Stated task: Return every line of the material exactly.

Records for the task:
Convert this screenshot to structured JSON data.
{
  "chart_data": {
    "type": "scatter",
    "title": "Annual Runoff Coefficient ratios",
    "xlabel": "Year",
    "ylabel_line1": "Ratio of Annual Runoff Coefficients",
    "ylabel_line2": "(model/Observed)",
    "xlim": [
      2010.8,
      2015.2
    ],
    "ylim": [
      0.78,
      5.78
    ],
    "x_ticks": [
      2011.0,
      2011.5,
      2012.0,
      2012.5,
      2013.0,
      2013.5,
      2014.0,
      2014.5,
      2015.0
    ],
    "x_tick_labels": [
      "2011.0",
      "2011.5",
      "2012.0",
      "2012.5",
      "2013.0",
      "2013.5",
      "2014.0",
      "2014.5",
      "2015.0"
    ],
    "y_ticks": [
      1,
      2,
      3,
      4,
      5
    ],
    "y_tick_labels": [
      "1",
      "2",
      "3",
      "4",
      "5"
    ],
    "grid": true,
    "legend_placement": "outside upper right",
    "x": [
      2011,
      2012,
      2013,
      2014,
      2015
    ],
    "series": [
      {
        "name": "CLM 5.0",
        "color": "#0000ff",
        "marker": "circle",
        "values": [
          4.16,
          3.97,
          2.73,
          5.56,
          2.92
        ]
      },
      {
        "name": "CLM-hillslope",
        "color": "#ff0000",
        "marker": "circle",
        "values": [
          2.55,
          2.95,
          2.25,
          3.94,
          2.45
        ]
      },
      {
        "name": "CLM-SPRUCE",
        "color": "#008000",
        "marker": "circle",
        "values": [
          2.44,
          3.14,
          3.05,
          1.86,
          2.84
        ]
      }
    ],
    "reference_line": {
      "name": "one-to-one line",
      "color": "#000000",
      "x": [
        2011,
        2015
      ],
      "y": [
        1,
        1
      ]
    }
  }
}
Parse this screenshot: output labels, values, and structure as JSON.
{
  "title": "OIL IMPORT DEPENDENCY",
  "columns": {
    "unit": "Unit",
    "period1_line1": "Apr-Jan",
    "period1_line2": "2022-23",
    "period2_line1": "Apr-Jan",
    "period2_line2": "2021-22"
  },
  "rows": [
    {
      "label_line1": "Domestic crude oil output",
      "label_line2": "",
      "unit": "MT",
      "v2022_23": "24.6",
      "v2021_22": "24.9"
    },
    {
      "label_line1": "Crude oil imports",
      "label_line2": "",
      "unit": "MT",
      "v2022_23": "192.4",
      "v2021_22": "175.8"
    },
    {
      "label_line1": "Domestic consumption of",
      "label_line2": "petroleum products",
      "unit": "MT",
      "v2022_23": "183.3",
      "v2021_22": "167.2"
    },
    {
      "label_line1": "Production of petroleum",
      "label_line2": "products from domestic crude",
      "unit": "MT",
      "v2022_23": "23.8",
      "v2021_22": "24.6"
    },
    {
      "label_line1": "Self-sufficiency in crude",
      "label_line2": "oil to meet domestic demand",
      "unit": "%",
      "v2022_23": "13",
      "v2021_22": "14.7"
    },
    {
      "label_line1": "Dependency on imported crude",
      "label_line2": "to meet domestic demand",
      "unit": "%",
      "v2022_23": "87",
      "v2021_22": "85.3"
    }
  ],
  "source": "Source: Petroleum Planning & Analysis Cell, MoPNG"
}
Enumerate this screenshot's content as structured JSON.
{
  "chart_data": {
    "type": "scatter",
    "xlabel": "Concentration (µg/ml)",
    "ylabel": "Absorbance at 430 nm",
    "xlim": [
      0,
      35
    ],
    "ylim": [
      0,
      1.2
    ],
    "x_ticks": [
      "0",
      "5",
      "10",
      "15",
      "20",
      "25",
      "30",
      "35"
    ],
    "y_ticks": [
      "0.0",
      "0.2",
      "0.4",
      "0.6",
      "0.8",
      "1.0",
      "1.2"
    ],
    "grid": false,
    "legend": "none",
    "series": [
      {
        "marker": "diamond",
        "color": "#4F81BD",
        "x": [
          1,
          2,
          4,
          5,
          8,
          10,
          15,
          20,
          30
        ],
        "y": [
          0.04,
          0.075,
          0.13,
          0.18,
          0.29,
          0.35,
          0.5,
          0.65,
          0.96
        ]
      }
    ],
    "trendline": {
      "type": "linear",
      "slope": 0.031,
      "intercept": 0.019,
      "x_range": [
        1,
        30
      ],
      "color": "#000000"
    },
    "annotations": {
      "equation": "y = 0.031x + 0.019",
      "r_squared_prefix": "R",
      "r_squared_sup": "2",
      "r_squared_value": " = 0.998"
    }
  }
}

Answer for this exercise:
Convert this screenshot to structured JSON data.
{
  "chart_data": {
    "type": "scatter",
    "title": "Annual Runoff Coefficient ratios",
    "xlabel": "Year",
    "ylabel_line1": "Ratio of Annual Runoff Coefficients",
    "ylabel_line2": "(model/Observed)",
    "xlim": [
      2010.8,
      2015.2
    ],
    "ylim": [
      0.78,
      5.78
    ],
    "x_ticks": [
      2011.0,
      2011.5,
      2012.0,
      2012.5,
      2013.0,
      2013.5,
      2014.0,
      2014.5,
      2015.0
    ],
    "x_tick_labels": [
      "2011.0",
      "2011.5",
      "2012.0",
      "2012.5",
      "2013.0",
      "2013.5",
      "2014.0",
      "2014.5",
      "2015.0"
    ],
    "y_ticks": [
      1,
      2,
      3,
      4,
      5
    ],
    "y_tick_labels": [
      "1",
      "2",
      "3",
      "4",
      "5"
    ],
    "grid": true,
    "legend_placement": "outside upper right",
    "x": [
      2011,
      2012,
      2013,
      2014,
      2015
    ],
    "series": [
      {
        "name": "CLM 5.0",
        "color": "#0000ff",
        "marker": "circle",
        "values": [
          4.16,
          3.97,
          2.73,
          5.56,
          2.92
        ]
      },
      {
        "name": "CLM-hillslope",
        "color": "#ff0000",
        "marker": "circle",
        "values": [
          2.55,
          2.95,
          2.25,
          3.94,
          2.45
        ]
      },
      {
        "name": "CLM-SPRUCE",
        "color": "#008000",
        "marker": "circle",
        "values": [
          2.44,
          3.14,
          3.05,
          1.86,
          2.84
        ]
      }
    ],
    "reference_line": {
      "name": "one-to-one line",
      "color": "#000000",
      "x": [
        2011,
        2015
      ],
      "y": [
        1,
        1
      ]
    }
  }
}
Parse this screenshot: output labels, values, and structure as JSON.
{
  "title": "OIL IMPORT DEPENDENCY",
  "columns": {
    "unit": "Unit",
    "period1_line1": "Apr-Jan",
    "period1_line2": "2022-23",
    "period2_line1": "Apr-Jan",
    "period2_line2": "2021-22"
  },
  "rows": [
    {
      "label_line1": "Domestic crude oil output",
      "label_line2": "",
      "unit": "MT",
      "v2022_23": "24.6",
      "v2021_22": "24.9"
    },
    {
      "label_line1": "Crude oil imports",
      "label_line2": "",
      "unit": "MT",
      "v2022_23": "192.4",
      "v2021_22": "175.8"
    },
    {
      "label_line1": "Domestic consumption of",
      "label_line2": "petroleum products",
      "unit": "MT",
      "v2022_23": "183.3",
      "v2021_22": "167.2"
    },
    {
      "label_line1": "Production of petroleum",
      "label_line2": "products from domestic crude",
      "unit": "MT",
      "v2022_23": "23.8",
      "v2021_22": "24.6"
    },
    {
      "label_line1": "Self-sufficiency in crude",
      "label_line2": "oil to meet domestic demand",
      "unit": "%",
      "v2022_23": "13",
      "v2021_22": "14.7"
    },
    {
      "label_line1": "Dependency on imported crude",
      "label_line2": "to meet domestic demand",
      "unit": "%",
      "v2022_23": "87",
      "v2021_22": "85.3"
    }
  ],
  "source": "Source: Petroleum Planning & Analysis Cell, MoPNG"
}
Enumerate this screenshot's content as structured JSON.
{
  "chart_data": {
    "type": "scatter",
    "xlabel": "Concentration (µg/ml)",
    "ylabel": "Absorbance at 430 nm",
    "xlim": [
      0,
      35
    ],
    "ylim": [
      0,
      1.2
    ],
    "x_ticks": [
      "0",
      "5",
      "10",
      "15",
      "20",
      "25",
      "30",
      "35"
    ],
    "y_ticks": [
      "0.0",
      "0.2",
      "0.4",
      "0.6",
      "0.8",
      "1.0",
      "1.2"
    ],
    "grid": false,
    "legend": "none",
    "series": [
      {
        "marker": "diamond",
        "color": "#4F81BD",
        "x": [
          1,
          2,
          4,
          5,
          8,
          10,
          15,
          20,
          30
        ],
        "y": [
          0.04,
          0.075,
          0.13,
          0.18,
          0.29,
          0.35,
          0.5,
          0.65,
          0.96
        ]
      }
    ],
    "trendline": {
      "type": "linear",
      "slope": 0.031,
      "intercept": 0.019,
      "x_range": [
        1,
        30
      ],
      "color": "#000000"
    },
    "annotations": {
      "equation": "y = 0.031x + 0.019",
      "r_squared_prefix": "R",
      "r_squared_sup": "2",
      "r_squared_value": " = 0.998"
    }
  }
}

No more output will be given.